- Stated problem
Give only one thing: the number of lines that include the word "title".

[Dataset rows about figures]
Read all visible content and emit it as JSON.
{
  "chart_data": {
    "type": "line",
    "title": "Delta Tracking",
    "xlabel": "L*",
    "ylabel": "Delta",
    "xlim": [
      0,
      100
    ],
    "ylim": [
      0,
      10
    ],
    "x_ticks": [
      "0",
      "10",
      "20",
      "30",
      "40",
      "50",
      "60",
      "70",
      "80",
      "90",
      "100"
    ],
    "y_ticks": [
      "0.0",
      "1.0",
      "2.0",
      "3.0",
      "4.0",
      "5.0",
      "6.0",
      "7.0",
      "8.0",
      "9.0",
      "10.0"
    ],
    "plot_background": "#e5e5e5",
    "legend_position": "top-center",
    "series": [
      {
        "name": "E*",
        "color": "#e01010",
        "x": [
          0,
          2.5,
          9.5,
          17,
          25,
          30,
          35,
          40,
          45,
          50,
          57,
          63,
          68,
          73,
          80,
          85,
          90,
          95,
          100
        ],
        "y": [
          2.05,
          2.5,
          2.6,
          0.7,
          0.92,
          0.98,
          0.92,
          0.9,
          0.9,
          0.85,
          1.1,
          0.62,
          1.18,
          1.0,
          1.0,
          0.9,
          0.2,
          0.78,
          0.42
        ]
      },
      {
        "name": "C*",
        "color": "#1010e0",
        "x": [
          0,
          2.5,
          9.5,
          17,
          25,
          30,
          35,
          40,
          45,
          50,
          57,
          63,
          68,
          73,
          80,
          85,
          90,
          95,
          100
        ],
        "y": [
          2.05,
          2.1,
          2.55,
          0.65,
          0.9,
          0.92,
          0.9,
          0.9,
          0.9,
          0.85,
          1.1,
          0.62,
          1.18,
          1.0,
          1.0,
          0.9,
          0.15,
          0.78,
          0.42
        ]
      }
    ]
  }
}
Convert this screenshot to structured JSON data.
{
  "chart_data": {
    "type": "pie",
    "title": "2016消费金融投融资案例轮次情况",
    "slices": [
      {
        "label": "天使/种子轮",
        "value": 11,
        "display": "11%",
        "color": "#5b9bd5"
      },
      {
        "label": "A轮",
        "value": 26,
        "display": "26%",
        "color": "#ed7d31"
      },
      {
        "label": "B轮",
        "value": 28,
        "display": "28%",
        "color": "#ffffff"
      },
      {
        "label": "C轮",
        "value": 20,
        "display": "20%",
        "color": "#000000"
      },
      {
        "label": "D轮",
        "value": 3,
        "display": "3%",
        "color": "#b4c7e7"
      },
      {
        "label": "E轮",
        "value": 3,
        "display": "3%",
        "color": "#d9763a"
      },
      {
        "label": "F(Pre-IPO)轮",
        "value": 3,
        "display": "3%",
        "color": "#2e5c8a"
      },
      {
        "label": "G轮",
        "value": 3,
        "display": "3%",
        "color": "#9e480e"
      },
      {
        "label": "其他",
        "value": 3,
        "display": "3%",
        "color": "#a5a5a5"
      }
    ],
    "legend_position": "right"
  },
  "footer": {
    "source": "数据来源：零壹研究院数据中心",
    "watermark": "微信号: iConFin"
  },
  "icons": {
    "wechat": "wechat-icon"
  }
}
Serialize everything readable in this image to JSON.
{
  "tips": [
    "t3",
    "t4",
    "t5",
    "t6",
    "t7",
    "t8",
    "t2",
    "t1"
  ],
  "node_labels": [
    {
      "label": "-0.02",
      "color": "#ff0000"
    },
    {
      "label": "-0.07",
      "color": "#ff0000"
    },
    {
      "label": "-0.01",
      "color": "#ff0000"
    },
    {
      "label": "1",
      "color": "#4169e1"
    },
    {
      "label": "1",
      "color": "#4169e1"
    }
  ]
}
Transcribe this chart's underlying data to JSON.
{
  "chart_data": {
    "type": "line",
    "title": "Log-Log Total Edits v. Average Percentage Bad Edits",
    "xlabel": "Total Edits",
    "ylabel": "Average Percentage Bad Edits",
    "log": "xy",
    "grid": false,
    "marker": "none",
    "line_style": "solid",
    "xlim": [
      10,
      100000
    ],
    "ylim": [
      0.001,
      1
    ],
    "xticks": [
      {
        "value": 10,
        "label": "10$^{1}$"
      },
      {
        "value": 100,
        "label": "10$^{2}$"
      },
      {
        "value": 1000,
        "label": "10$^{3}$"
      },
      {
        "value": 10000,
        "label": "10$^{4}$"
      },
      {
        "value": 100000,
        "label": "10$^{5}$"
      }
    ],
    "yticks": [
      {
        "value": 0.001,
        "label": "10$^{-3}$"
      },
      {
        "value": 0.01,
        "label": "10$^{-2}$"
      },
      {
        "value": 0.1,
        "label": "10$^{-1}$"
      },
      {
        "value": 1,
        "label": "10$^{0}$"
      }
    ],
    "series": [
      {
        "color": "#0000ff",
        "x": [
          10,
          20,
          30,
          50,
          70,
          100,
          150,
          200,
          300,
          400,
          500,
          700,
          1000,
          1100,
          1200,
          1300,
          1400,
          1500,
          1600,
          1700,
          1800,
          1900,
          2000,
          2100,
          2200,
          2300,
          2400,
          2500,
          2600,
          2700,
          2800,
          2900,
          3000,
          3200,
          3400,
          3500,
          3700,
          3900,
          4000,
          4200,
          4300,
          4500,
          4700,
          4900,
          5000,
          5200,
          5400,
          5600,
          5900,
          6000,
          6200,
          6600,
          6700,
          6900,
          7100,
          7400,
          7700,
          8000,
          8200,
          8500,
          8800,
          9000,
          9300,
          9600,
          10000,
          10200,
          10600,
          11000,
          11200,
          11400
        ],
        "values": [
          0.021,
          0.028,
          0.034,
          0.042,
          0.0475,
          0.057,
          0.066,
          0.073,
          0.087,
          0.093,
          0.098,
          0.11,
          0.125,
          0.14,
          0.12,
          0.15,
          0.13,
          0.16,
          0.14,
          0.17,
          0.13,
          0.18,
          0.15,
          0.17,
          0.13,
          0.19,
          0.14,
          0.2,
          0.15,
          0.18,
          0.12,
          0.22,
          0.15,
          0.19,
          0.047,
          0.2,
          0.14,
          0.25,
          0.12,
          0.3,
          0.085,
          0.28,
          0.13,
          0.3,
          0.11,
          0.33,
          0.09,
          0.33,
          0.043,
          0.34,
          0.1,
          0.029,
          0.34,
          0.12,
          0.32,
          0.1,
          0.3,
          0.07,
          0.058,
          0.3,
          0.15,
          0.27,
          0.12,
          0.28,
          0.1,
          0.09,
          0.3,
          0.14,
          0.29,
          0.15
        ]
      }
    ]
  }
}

- Result of this exercise
3